— start of Dataset content —

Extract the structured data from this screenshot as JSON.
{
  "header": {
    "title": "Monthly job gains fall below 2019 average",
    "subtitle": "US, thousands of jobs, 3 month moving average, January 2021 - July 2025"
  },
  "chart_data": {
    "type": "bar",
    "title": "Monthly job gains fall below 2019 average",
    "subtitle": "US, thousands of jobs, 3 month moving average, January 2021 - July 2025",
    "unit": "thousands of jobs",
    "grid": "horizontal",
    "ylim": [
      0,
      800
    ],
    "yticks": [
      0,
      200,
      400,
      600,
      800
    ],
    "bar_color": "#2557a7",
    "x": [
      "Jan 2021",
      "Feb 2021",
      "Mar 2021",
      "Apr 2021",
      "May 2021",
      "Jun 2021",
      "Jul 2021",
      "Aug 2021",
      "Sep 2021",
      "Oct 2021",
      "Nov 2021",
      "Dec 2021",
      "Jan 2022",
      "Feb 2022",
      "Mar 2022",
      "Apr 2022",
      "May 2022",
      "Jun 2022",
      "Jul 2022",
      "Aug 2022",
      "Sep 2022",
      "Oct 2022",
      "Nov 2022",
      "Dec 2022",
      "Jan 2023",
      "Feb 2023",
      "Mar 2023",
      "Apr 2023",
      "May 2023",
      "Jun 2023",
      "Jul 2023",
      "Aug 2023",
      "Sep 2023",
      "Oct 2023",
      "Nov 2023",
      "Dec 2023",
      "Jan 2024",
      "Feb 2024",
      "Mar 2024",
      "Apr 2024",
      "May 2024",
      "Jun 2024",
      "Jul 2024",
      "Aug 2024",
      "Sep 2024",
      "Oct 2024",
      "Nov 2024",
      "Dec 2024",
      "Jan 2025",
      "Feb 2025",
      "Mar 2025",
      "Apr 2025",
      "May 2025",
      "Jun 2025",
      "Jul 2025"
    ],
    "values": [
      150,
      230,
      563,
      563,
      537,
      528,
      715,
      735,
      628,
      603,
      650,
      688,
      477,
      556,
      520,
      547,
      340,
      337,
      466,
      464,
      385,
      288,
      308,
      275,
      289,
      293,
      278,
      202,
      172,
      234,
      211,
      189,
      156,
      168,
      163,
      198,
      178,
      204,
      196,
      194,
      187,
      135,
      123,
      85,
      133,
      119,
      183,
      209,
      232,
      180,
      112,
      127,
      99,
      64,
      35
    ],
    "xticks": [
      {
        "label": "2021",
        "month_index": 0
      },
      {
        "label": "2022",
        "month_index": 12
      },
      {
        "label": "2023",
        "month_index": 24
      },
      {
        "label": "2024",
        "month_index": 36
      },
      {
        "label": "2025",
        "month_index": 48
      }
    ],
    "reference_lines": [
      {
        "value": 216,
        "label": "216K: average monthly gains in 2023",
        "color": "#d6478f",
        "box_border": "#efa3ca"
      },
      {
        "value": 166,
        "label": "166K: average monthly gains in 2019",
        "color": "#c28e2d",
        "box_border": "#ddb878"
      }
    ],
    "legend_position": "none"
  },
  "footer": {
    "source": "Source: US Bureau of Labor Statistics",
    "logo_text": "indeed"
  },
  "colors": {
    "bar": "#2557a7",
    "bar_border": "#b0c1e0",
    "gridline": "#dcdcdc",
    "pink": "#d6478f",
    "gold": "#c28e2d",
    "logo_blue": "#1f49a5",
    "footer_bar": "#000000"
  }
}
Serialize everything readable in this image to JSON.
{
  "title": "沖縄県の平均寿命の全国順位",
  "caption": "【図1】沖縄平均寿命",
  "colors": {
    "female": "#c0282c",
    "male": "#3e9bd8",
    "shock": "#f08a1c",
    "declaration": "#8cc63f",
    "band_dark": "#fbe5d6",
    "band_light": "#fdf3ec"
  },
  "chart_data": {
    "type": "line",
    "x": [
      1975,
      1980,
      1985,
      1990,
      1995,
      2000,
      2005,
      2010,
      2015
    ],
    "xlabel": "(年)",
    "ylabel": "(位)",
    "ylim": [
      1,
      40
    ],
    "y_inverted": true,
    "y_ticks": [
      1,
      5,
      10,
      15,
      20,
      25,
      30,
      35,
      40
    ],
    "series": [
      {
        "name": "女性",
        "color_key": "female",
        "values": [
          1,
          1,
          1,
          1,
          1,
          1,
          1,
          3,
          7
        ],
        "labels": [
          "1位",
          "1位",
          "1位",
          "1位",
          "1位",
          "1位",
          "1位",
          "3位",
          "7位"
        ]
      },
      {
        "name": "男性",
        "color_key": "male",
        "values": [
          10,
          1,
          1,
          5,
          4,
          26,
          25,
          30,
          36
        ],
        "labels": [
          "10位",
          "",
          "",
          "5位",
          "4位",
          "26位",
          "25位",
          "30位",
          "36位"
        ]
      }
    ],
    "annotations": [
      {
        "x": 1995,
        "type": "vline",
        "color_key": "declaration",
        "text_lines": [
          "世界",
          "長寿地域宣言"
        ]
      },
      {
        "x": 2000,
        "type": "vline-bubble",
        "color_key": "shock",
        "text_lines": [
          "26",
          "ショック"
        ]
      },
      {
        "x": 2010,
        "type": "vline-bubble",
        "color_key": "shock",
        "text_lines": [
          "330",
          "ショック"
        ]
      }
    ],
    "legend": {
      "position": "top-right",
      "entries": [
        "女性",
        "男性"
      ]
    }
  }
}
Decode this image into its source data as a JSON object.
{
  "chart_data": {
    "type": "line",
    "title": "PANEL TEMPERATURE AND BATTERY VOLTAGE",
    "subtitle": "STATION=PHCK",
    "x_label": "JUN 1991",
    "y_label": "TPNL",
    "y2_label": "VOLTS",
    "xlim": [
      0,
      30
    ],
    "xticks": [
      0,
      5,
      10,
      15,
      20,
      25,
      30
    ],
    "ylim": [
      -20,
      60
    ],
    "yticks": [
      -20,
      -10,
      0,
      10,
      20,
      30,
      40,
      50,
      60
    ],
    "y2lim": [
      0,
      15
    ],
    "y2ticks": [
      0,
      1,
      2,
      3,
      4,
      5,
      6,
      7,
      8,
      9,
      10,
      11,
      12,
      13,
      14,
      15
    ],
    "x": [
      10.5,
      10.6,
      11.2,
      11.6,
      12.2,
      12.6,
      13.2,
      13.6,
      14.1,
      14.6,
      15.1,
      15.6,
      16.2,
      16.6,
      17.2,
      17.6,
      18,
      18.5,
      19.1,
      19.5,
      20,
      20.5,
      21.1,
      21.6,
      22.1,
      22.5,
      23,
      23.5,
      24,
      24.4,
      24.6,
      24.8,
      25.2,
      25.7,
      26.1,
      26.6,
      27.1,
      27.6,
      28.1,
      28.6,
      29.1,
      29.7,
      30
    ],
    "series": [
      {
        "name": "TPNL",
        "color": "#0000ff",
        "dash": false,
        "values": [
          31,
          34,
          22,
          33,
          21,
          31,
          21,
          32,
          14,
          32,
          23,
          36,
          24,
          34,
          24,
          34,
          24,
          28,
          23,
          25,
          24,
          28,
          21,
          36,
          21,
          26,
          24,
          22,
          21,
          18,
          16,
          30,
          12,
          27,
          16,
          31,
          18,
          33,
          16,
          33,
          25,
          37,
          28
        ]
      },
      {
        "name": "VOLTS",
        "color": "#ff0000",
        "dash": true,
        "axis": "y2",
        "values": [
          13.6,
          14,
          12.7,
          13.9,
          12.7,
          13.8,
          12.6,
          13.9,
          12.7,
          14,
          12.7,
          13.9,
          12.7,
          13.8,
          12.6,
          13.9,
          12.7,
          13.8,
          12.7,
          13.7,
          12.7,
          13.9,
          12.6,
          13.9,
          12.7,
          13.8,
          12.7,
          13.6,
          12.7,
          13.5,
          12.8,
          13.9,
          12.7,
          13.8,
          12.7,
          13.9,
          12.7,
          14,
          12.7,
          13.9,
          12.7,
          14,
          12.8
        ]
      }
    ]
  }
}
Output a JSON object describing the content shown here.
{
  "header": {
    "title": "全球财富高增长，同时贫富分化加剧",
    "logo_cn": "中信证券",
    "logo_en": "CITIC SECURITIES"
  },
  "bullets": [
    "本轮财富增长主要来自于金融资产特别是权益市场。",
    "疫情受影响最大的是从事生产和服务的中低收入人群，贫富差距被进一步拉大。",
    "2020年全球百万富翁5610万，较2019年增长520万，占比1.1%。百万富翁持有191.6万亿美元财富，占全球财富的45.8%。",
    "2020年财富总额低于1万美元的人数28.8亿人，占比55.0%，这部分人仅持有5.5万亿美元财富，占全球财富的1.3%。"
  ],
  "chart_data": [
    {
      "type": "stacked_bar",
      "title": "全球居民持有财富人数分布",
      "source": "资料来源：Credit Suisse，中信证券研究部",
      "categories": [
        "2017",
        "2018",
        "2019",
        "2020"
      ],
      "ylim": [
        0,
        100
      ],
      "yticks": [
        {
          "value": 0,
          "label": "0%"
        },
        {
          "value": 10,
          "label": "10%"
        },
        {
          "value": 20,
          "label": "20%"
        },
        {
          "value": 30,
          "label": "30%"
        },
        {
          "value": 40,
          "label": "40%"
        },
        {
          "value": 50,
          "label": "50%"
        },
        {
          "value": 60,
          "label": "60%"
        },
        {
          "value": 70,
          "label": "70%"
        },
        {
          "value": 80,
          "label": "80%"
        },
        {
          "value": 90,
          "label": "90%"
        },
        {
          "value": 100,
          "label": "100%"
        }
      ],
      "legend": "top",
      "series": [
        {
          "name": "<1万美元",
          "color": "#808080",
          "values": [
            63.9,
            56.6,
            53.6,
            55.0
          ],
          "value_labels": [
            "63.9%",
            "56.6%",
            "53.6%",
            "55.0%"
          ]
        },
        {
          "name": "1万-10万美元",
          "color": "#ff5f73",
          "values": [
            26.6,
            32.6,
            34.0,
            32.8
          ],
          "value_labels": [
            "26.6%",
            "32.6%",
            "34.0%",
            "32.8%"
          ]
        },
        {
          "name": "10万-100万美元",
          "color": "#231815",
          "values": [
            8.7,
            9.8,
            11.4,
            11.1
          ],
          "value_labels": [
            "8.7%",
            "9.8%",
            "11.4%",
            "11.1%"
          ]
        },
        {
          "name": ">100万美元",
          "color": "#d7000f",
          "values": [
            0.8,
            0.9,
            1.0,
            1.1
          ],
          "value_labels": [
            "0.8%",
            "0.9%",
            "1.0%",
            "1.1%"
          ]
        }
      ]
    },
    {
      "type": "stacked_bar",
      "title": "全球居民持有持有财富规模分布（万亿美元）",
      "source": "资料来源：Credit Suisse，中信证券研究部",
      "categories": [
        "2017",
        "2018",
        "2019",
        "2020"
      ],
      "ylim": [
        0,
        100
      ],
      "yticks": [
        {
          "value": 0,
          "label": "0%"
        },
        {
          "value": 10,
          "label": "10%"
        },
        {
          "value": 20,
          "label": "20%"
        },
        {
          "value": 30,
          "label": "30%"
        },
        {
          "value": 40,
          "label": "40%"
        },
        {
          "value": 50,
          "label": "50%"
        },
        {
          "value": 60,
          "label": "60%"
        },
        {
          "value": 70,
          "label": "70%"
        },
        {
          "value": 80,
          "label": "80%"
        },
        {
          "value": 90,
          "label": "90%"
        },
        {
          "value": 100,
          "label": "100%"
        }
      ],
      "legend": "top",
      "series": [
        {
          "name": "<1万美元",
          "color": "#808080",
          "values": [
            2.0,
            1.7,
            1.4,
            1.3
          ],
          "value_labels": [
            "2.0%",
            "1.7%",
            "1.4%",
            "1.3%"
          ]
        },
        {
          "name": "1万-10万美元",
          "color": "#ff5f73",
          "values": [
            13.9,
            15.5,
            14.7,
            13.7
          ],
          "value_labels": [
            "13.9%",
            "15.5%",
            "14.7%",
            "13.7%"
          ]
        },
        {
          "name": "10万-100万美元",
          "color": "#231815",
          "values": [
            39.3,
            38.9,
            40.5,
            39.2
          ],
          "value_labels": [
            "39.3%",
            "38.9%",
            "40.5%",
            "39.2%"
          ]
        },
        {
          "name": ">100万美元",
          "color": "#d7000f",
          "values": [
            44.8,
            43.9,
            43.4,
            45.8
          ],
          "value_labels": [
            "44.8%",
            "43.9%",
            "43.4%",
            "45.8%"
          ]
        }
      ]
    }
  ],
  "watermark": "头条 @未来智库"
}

— end of Dataset content —

▶ [Task details]:
Check each line of the records above for "subtitle", and copy those that have it.

▶ [Task solution]:
    "subtitle": "US, thousands of jobs, 3 month moving average, January 2021 - July 2025"
    "subtitle": "US, thousands of jobs, 3 month moving average, January 2021 - July 2025",
    "subtitle": "STATION=PHCK",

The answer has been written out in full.